Exercise requirements:
Filter out every line below that lacks "poke", and copy the rest.

-- Material shown follows --

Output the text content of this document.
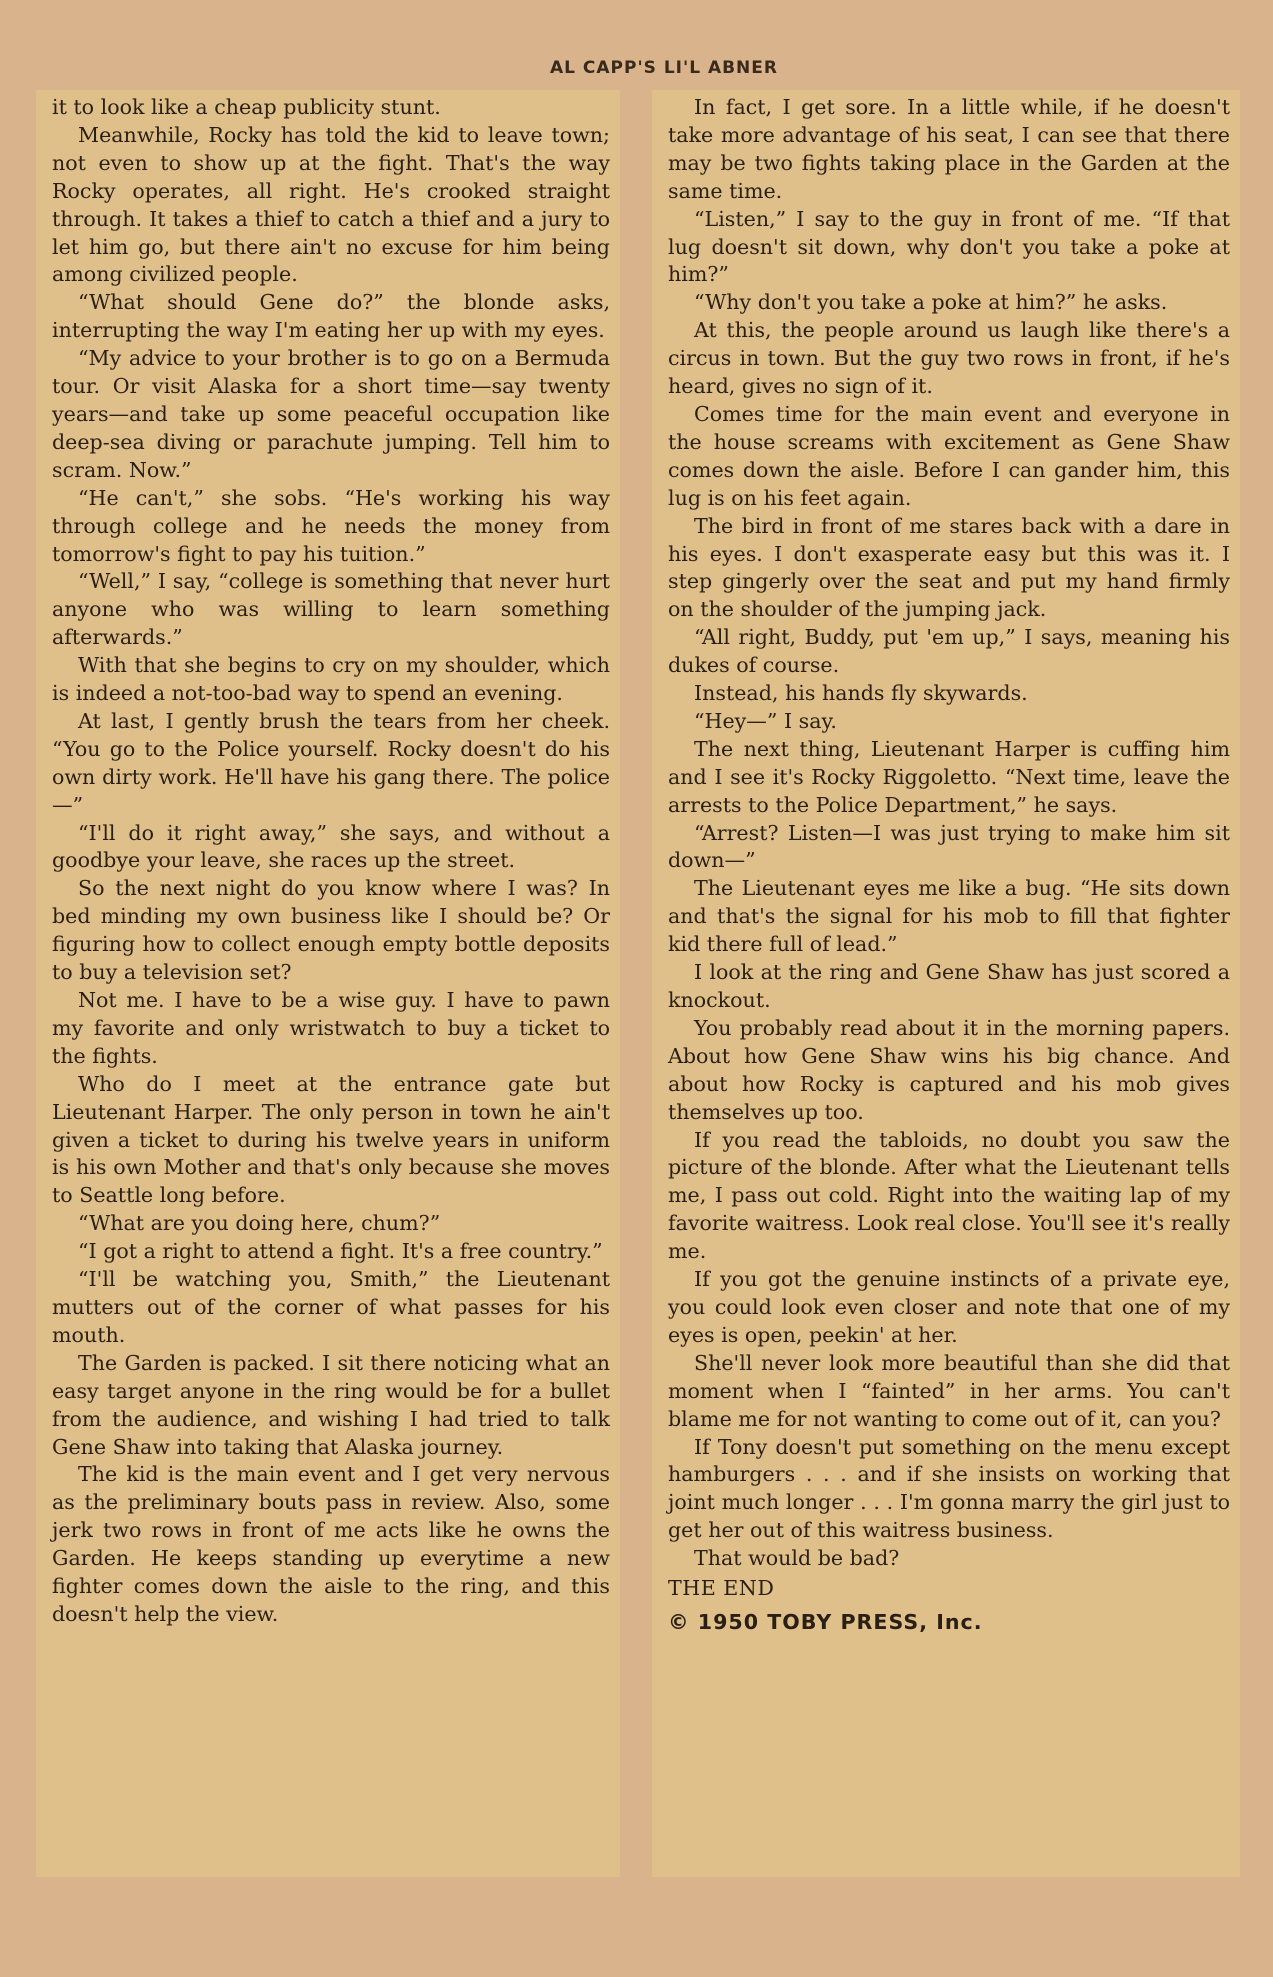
AL CAPP'S LI'L ABNER

it to look like a cheap publicity stunt.

Meanwhile, Rocky has told the kid to leave town; not even to show up at the fight. That's the way Rocky operates, all right. He's crooked straight through. It takes a thief to catch a thief and a jury to let him go, but there ain't no excuse for him being among civilized people.

“What should Gene do?” the blonde asks, interrupting the way I'm eating her up with my eyes.

“My advice to your brother is to go on a Bermuda tour. Or visit Alaska for a short time—say twenty years—and take up some peaceful occupation like deep-sea diving or parachute jumping. Tell him to scram. Now.”

“He can't,” she sobs. “He's working his way through college and he needs the money from tomorrow's fight to pay his tuition.”

“Well,” I say, “college is something that never hurt anyone who was willing to learn something afterwards.”

With that she begins to cry on my shoulder, which is indeed a not-too-bad way to spend an evening.

At last, I gently brush the tears from her cheek. “You go to the Police yourself. Rocky doesn't do his own dirty work. He'll have his gang there. The police—”

“I'll do it right away,” she says, and without a goodbye your leave, she races up the street.

So the next night do you know where I was? In bed minding my own business like I should be? Or figuring how to collect enough empty bottle deposits to buy a television set?

Not me. I have to be a wise guy. I have to pawn my favorite and only wristwatch to buy a ticket to the fights.

Who do I meet at the entrance gate but Lieutenant Harper. The only person in town he ain't given a ticket to during his twelve years in uniform is his own Mother and that's only because she moves to Seattle long before.

“What are you doing here, chum?”

“I got a right to attend a fight. It's a free country.”

“I'll be watching you, Smith,” the Lieutenant mutters out of the corner of what passes for his mouth.

The Garden is packed. I sit there noticing what an easy target anyone in the ring would be for a bullet from the audience, and wishing I had tried to talk Gene Shaw into taking that Alaska journey.

The kid is the main event and I get very nervous as the preliminary bouts pass in review. Also, some jerk two rows in front of me acts like he owns the Garden. He keeps standing up everytime a new fighter comes down the aisle to the ring, and this doesn't help the view.

In fact, I get sore. In a little while, if he doesn't take more advantage of his seat, I can see that there may be two fights taking place in the Garden at the same time.

“Listen,” I say to the guy in front of me. “If that lug doesn't sit down, why don't you take a poke at him?”

“Why don't you take a poke at him?” he asks.

At this, the people around us laugh like there's a circus in town. But the guy two rows in front, if he's heard, gives no sign of it.

Comes time for the main event and everyone in the house screams with excitement as Gene Shaw comes down the aisle. Before I can gander him, this lug is on his feet again.

The bird in front of me stares back with a dare in his eyes. I don't exasperate easy but this was it. I step gingerly over the seat and put my hand firmly on the shoulder of the jumping jack.

“All right, Buddy, put 'em up,” I says, meaning his dukes of course.

Instead, his hands fly skywards.

“Hey—” I say.

The next thing, Lieutenant Harper is cuffing him and I see it's Rocky Riggoletto. “Next time, leave the arrests to the Police Department,” he says.

“Arrest? Listen—I was just trying to make him sit down—”

The Lieutenant eyes me like a bug. “He sits down and that's the signal for his mob to fill that fighter kid there full of lead.”

I look at the ring and Gene Shaw has just scored a knockout.

You probably read about it in the morning papers. About how Gene Shaw wins his big chance. And about how Rocky is captured and his mob gives themselves up too.

If you read the tabloids, no doubt you saw the picture of the blonde. After what the Lieutenant tells me, I pass out cold. Right into the waiting lap of my favorite waitress. Look real close. You'll see it's really me.

If you got the genuine instincts of a private eye, you could look even closer and note that one of my eyes is open, peekin' at her.

She'll never look more beautiful than she did that moment when I “fainted” in her arms. You can't blame me for not wanting to come out of it, can you?

If Tony doesn't put something on the menu except hamburgers . . . and if she insists on working that joint much longer . . . I'm gonna marry the girl just to get her out of this waitress business.

That would be bad?

THE END

© 1950 TOBY PRESS, Inc.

-- Material shown concluded --

Solution for this problem:
“Listen,” I say to the guy in front of me. “If that lug doesn't sit down, why don't you take a poke at him?”
“Why don't you take a poke at him?” he asks.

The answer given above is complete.